_Information given_
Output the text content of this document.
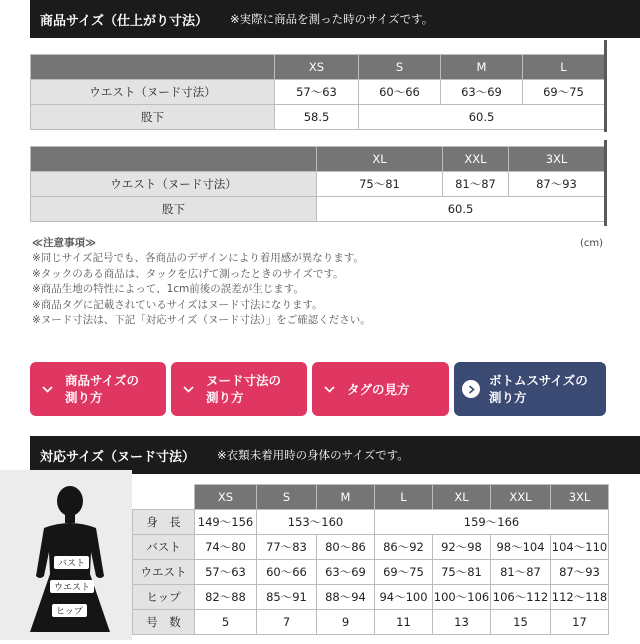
商品サイズ（仕上がり寸法） ※実際に商品を測った時のサイズです。
	XS	S	M	L
ウエスト（ヌード寸法）	57〜63	60〜66	63〜69	69〜75
股下	58.5	60.5		
	XL	XXL	3XL
ウエスト（ヌード寸法）	75〜81	81〜87	87〜93
股下	60.5		
≪注意事項≫
※同じサイズ記号でも、各商品のデザインにより着用感が異なります。
※タックのある商品は、タックを広げて測ったときのサイズです。
※商品生地の特性によって、1cm前後の誤差が生じます。
※商品タグに記載されているサイズはヌード寸法になります。
※ヌード寸法は、下記「対応サイズ（ヌード寸法）」をご確認ください。
(cm)
商品サイズの
測り方
ヌード寸法の
測り方
タグの見方
ボトムスサイズの
測り方
対応サイズ（ヌード寸法） ※衣類未着用時の身体のサイズです。
バスト
ウエスト
ヒップ
	XS	S	M	L	XL	XXL	3XL
身　長	149〜156	153〜160		159〜166			
バスト	74〜80	77〜83	80〜86	86〜92	92〜98	98〜104	104〜110
ウエスト	57〜63	60〜66	63〜69	69〜75	75〜81	81〜87	87〜93
ヒップ	82〜88	85〜91	88〜94	94〜100	100〜106	106〜112	112〜118
号　数	5	7	9	11	13	15	17
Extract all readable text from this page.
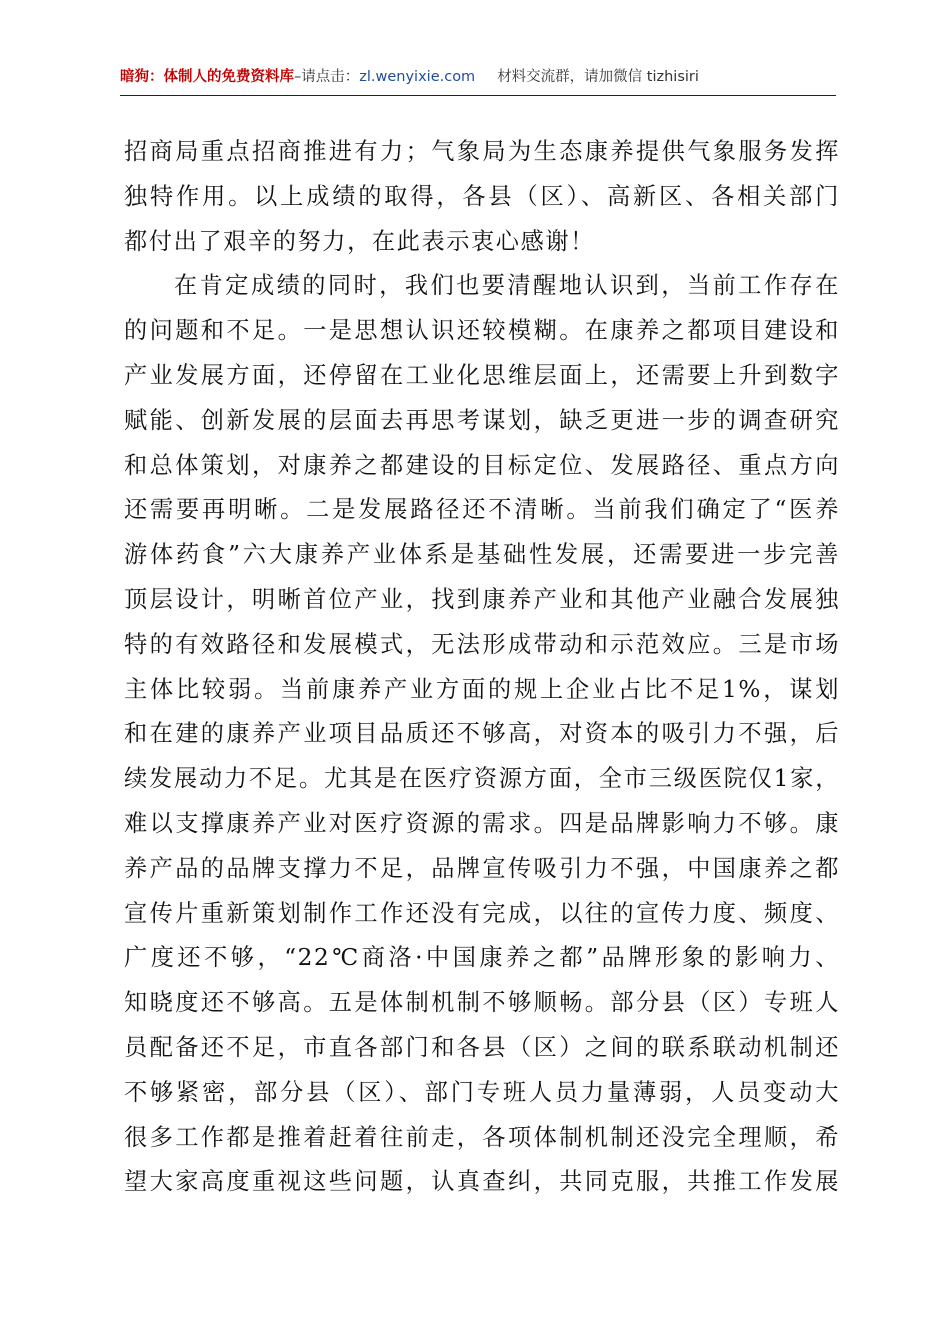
暗狗：体制人的免费资料库–请点击：zl.wenyixie.com 材料交流群，请加微信 tizhisiri

招商局重点招商推进有力；气象局为生态康养提供气象服务发挥
独特作用。以上成绩的取得，各县（区）、高新区、各相关部门
都付出了艰辛的努力，在此表示衷心感谢！

在肯定成绩的同时，我们也要清醒地认识到，当前工作存在
的问题和不足。一是思想认识还较模糊。在康养之都项目建设和
产业发展方面，还停留在工业化思维层面上，还需要上升到数字
赋能、创新发展的层面去再思考谋划，缺乏更进一步的调查研究
和总体策划，对康养之都建设的目标定位、发展路径、重点方向
还需要再明晰。二是发展路径还不清晰。当前我们确定了“医养
游体药食”六大康养产业体系是基础性发展，还需要进一步完善
顶层设计，明晰首位产业，找到康养产业和其他产业融合发展独
特的有效路径和发展模式，无法形成带动和示范效应。三是市场
主体比较弱。当前康养产业方面的规上企业占比不足1%，谋划
和在建的康养产业项目品质还不够高，对资本的吸引力不强，后
续发展动力不足。尤其是在医疗资源方面，全市三级医院仅1家，
难以支撑康养产业对医疗资源的需求。四是品牌影响力不够。康
养产品的品牌支撑力不足，品牌宣传吸引力不强，中国康养之都
宣传片重新策划制作工作还没有完成，以往的宣传力度、频度、
广度还不够，“22℃商洛·中国康养之都”品牌形象的影响力、
知晓度还不够高。五是体制机制不够顺畅。部分县（区）专班人
员配备还不足，市直各部门和各县（区）之间的联系联动机制还
不够紧密，部分县（区）、部门专班人员力量薄弱，人员变动大
很多工作都是推着赶着往前走，各项体制机制还没完全理顺，希
望大家高度重视这些问题，认真查纠，共同克服，共推工作发展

_What you need to do_
From the records above, pull out each line that has "this".

_Final result_
Output the text content of this document.
Extract all readable text from this page.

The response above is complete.